[WRITTEN TASK]
Reproduce every line of the listing from the one containing "187, 456, 197]" down to the one containing "311, 80, 341]", both included, with "x-tick-label" changed to "x-axis-tick" throughout and nothing else altered.
========================================
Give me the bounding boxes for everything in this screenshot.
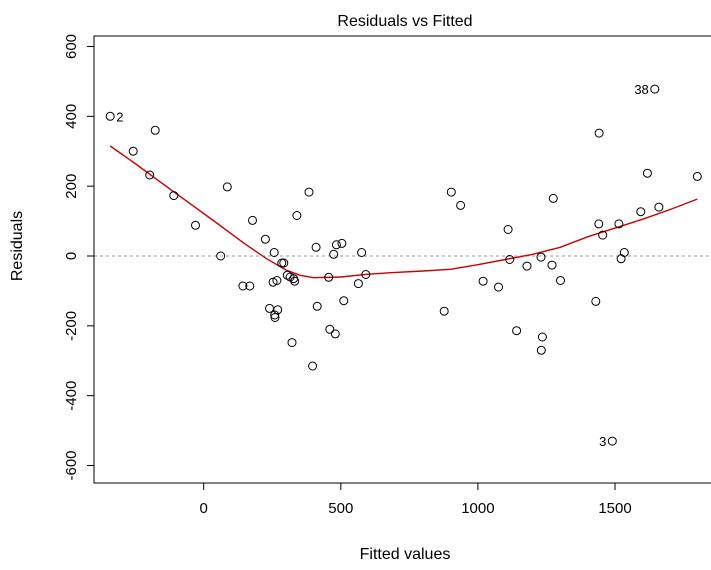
data-point-43	[446, 187, 456, 197]
x-tick-label-3: 1500	[598, 500, 631, 517]
x-tick-label-1: 500	[328, 500, 353, 517]
data-point-31	[312, 301, 322, 311]
data-point-15	[269, 248, 279, 257]
data-point-8	[222, 182, 232, 192]
data-point-54	[547, 260, 557, 270]
y-tick-label-4: 200	[63, 174, 80, 199]
annotation-38: 38	[634, 82, 648, 97]
data-point-56	[556, 276, 565, 285]
axes: 0 500 1000 1500 -600 -400 -200 0 200 400 600	[63, 34, 632, 517]
data-point-45	[478, 276, 488, 286]
x-tick-label-2: 1000	[461, 500, 494, 517]
data-point-53	[537, 332, 547, 342]
x-tick-label-0: 0	[200, 500, 208, 517]
plot-frame	[93, 35, 711, 484]
data-point-36	[331, 240, 341, 250]
data-point-40	[357, 248, 367, 257]
data-point-33	[325, 324, 335, 334]
y-tick-label-5: 400	[63, 104, 80, 129]
data-point-24	[287, 338, 297, 348]
data-point-38	[339, 296, 349, 306]
data-point-68	[654, 202, 664, 212]
lowess-smoother-line	[109, 145, 698, 279]
data-point-44	[456, 200, 466, 210]
data-point-35	[330, 329, 340, 339]
data-point-49	[512, 326, 522, 336]
data-point-67	[650, 84, 660, 94]
data-point-55	[548, 193, 558, 203]
y-tick-label-6: 600	[63, 34, 80, 59]
data-point-11	[248, 215, 257, 225]
data-point-7	[216, 251, 226, 261]
data-point-57	[591, 296, 601, 306]
data-point-21	[279, 258, 289, 268]
data-point-1	[105, 111, 115, 121]
data-point-34	[329, 249, 339, 259]
point-annotations: 2 38 3	[116, 82, 649, 449]
data-point-30	[311, 242, 321, 252]
chart-title: Residuals vs Fitted	[337, 13, 472, 30]
annotation-3: 3	[599, 434, 606, 449]
data-point-64	[619, 248, 629, 257]
data-point-12	[260, 234, 270, 244]
data-point-19	[273, 305, 283, 315]
data-point-26	[290, 276, 300, 286]
data-point-28	[304, 187, 314, 197]
data-point-41	[361, 270, 371, 279]
data-point-27	[292, 211, 302, 220]
data-point-59	[594, 128, 604, 138]
data-point-69	[692, 171, 702, 181]
data-point-18	[272, 276, 282, 285]
x-axis-label: Fitted values	[360, 546, 451, 563]
data-point-10	[245, 281, 255, 291]
data-point-61	[607, 436, 617, 446]
y-tick-label-3: 0	[63, 252, 80, 260]
annotation-2: 2	[116, 109, 123, 124]
y-tick-label-2: -200	[63, 311, 80, 341]
data-point-37	[337, 238, 347, 248]
data-point-9	[238, 281, 248, 291]
data-point-50	[522, 261, 532, 271]
data-point-62	[614, 219, 624, 229]
data-point-6	[191, 220, 200, 230]
data-point-5	[169, 191, 179, 201]
data-point-46	[494, 282, 503, 292]
data-point-39	[353, 279, 363, 289]
data-point-51	[536, 252, 546, 262]
data-point-60	[598, 230, 608, 240]
y-axis-label: Residuals	[9, 211, 26, 281]
y-tick-label-0: -600	[63, 450, 80, 480]
data-point-65	[636, 207, 646, 217]
data-point-32	[324, 272, 334, 282]
data-point-17	[270, 313, 280, 322]
data-point-66	[642, 168, 652, 178]
data-point-48	[505, 255, 515, 264]
data-point-58	[594, 219, 604, 229]
data-point-2	[128, 146, 138, 156]
data-points	[105, 84, 702, 446]
data-point-52	[536, 345, 546, 355]
y-tick-label-1: -400	[63, 381, 80, 411]
data-point-20	[277, 258, 287, 268]
data-point-3	[145, 170, 155, 180]
data-point-29	[308, 361, 318, 371]
data-point-42	[439, 306, 449, 316]
data-point-4	[150, 125, 160, 135]
data-point-47	[503, 225, 513, 234]
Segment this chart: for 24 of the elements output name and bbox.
========================================
[SOLUTION TO THE PROBLEM]
data-point-43	[446, 187, 456, 197]
x-axis-tick-3: 1500	[598, 500, 631, 517]
x-axis-tick-1: 500	[328, 500, 353, 517]
data-point-31	[312, 301, 322, 311]
data-point-15	[269, 248, 279, 257]
data-point-8	[222, 182, 232, 192]
data-point-54	[547, 260, 557, 270]
y-tick-label-4: 200	[63, 174, 80, 199]
annotation-38: 38	[634, 82, 648, 97]
data-point-56	[556, 276, 565, 285]
axes: 0 500 1000 1500 -600 -400 -200 0 200 400 600	[63, 34, 632, 517]
data-point-45	[478, 276, 488, 286]
x-axis-tick-2: 1000	[461, 500, 494, 517]
data-point-53	[537, 332, 547, 342]
x-axis-tick-0: 0	[200, 500, 208, 517]
plot-frame	[93, 35, 711, 484]
data-point-36	[331, 240, 341, 250]
data-point-40	[357, 248, 367, 257]
data-point-33	[325, 324, 335, 334]
y-tick-label-5: 400	[63, 104, 80, 129]
data-point-24	[287, 338, 297, 348]
data-point-38	[339, 296, 349, 306]
data-point-68	[654, 202, 664, 212]
lowess-smoother-line	[109, 145, 698, 279]
data-point-44	[456, 200, 466, 210]
data-point-35	[330, 329, 340, 339]
data-point-49	[512, 326, 522, 336]
data-point-67	[650, 84, 660, 94]
data-point-55	[548, 193, 558, 203]
y-tick-label-6: 600	[63, 34, 80, 59]
data-point-11	[248, 215, 257, 225]
data-point-7	[216, 251, 226, 261]
data-point-57	[591, 296, 601, 306]
data-point-21	[279, 258, 289, 268]
data-point-1	[105, 111, 115, 121]
data-point-34	[329, 249, 339, 259]
point-annotations: 2 38 3	[116, 82, 649, 449]
data-point-30	[311, 242, 321, 252]
chart-title: Residuals vs Fitted	[337, 13, 472, 30]
annotation-3: 3	[599, 434, 606, 449]
data-point-64	[619, 248, 629, 257]
data-point-12	[260, 234, 270, 244]
data-point-19	[273, 305, 283, 315]
data-point-26	[290, 276, 300, 286]
data-point-28	[304, 187, 314, 197]
data-point-41	[361, 270, 371, 279]
data-point-27	[292, 211, 302, 220]
data-point-59	[594, 128, 604, 138]
data-point-69	[692, 171, 702, 181]
data-point-18	[272, 276, 282, 285]
x-axis-label: Fitted values	[360, 546, 451, 563]
data-point-10	[245, 281, 255, 291]
data-point-61	[607, 436, 617, 446]
y-tick-label-3: 0	[63, 252, 80, 260]
annotation-2: 2	[116, 109, 123, 124]
y-tick-label-2: -200	[63, 311, 80, 341]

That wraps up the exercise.